WORK INSTRUCTIONS:
Write out every line of the material exactly as it appears.
══════
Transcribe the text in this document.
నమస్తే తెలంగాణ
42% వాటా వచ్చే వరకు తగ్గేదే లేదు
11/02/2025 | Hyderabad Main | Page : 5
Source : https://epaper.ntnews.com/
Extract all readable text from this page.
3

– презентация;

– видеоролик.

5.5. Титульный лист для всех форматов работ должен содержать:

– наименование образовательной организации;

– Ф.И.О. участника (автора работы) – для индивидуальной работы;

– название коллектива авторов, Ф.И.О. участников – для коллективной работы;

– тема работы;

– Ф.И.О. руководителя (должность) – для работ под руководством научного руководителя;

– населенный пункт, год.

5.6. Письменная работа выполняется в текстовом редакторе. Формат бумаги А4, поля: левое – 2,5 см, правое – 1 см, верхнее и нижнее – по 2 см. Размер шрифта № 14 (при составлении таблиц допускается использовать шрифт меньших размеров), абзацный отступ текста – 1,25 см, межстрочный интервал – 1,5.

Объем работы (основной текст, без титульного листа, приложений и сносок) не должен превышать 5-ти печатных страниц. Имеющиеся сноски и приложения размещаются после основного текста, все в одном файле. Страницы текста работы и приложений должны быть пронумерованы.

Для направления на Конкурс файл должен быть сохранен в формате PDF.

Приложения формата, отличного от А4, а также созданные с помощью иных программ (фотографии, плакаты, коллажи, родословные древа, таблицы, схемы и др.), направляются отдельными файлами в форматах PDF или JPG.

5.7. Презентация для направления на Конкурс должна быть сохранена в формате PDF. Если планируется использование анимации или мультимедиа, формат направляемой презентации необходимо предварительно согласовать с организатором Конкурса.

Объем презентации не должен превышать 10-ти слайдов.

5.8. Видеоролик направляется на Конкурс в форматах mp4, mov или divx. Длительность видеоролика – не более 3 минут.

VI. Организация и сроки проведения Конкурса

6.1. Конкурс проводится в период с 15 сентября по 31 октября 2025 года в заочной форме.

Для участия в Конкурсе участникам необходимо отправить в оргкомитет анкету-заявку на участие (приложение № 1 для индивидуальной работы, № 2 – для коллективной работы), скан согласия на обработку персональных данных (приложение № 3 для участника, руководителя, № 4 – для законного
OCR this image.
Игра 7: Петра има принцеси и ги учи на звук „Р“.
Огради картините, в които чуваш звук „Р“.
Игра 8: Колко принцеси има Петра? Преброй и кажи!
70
══════
SOLUTION:
Transcribe the text in this document.
నమస్తే తెలంగాణ
42% వాటా వచ్చే వరకు తగ్గేదే లేదు
11/02/2025 | Hyderabad Main | Page : 5
Source : https://epaper.ntnews.com/
Extract all readable text from this page.
3

– презентация;

– видеоролик.

5.5. Титульный лист для всех форматов работ должен содержать:

– наименование образовательной организации;

– Ф.И.О. участника (автора работы) – для индивидуальной работы;

– название коллектива авторов, Ф.И.О. участников – для коллективной работы;

– тема работы;

– Ф.И.О. руководителя (должность) – для работ под руководством научного руководителя;

– населенный пункт, год.

5.6. Письменная работа выполняется в текстовом редакторе. Формат бумаги А4, поля: левое – 2,5 см, правое – 1 см, верхнее и нижнее – по 2 см. Размер шрифта № 14 (при составлении таблиц допускается использовать шрифт меньших размеров), абзацный отступ текста – 1,25 см, межстрочный интервал – 1,5.

Объем работы (основной текст, без титульного листа, приложений и сносок) не должен превышать 5-ти печатных страниц. Имеющиеся сноски и приложения размещаются после основного текста, все в одном файле. Страницы текста работы и приложений должны быть пронумерованы.

Для направления на Конкурс файл должен быть сохранен в формате PDF.

Приложения формата, отличного от А4, а также созданные с помощью иных программ (фотографии, плакаты, коллажи, родословные древа, таблицы, схемы и др.), направляются отдельными файлами в форматах PDF или JPG.

5.7. Презентация для направления на Конкурс должна быть сохранена в формате PDF. Если планируется использование анимации или мультимедиа, формат направляемой презентации необходимо предварительно согласовать с организатором Конкурса.

Объем презентации не должен превышать 10-ти слайдов.

5.8. Видеоролик направляется на Конкурс в форматах mp4, mov или divx. Длительность видеоролика – не более 3 минут.

VI. Организация и сроки проведения Конкурса

6.1. Конкурс проводится в период с 15 сентября по 31 октября 2025 года в заочной форме.

Для участия в Конкурсе участникам необходимо отправить в оргкомитет анкету-заявку на участие (приложение № 1 для индивидуальной работы, № 2 – для коллективной работы), скан согласия на обработку персональных данных (приложение № 3 для участника, руководителя, № 4 – для законного
OCR this image.
Игра 7: Петра има принцеси и ги учи на звук „Р“.
Огради картините, в които чуваш звук „Р“.
Игра 8: Колко принцеси има Петра? Преброй и кажи!
70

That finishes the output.